Rows from a dataset

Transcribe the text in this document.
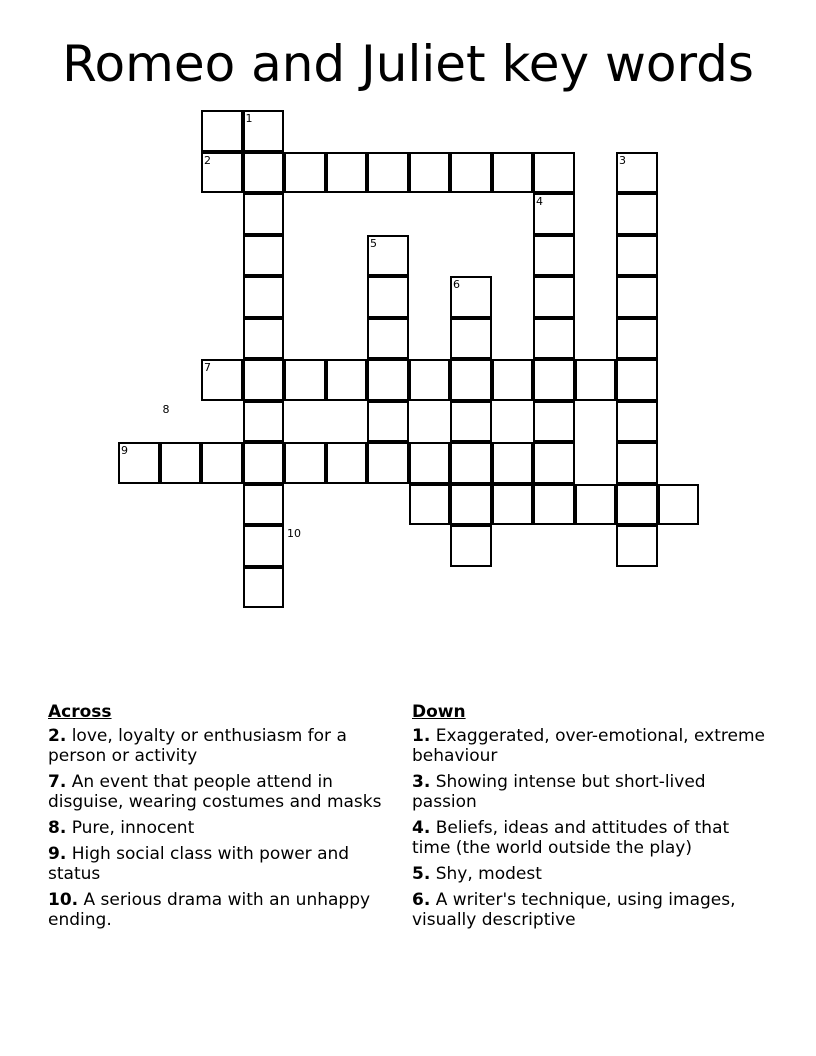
Romeo and Juliet key words
1
2	3
4
5
6
7
8
9
10
Across
2. love, loyalty or enthusiasm for a person or activity
7. An event that people attend in disguise, wearing costumes and masks
8. Pure, innocent
9. High social class with power and status
10. A serious drama with an unhappy ending.
Down
1. Exaggerated, over-emotional, extreme behaviour
3. Showing intense but short-lived passion
4. Beliefs, ideas and attitudes of that time (the world outside the play)
5. Shy, modest
6. A writer's technique, using images, visually descriptive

# [Problem description]
Go through the listing above and write it all out exactly, leaving out any picture.

# [Solved exercise]
Transcribe the text in this document.
Romeo and Juliet key words
1
2	3
4
5
6
7
8
9
10
Across
2. love, loyalty or enthusiasm for a person or activity
7. An event that people attend in disguise, wearing costumes and masks
8. Pure, innocent
9. High social class with power and status
10. A serious drama with an unhappy ending.
Down
1. Exaggerated, over-emotional, extreme behaviour
3. Showing intense but short-lived passion
4. Beliefs, ideas and attitudes of that time (the world outside the play)
5. Shy, modest
6. A writer's technique, using images, visually descriptive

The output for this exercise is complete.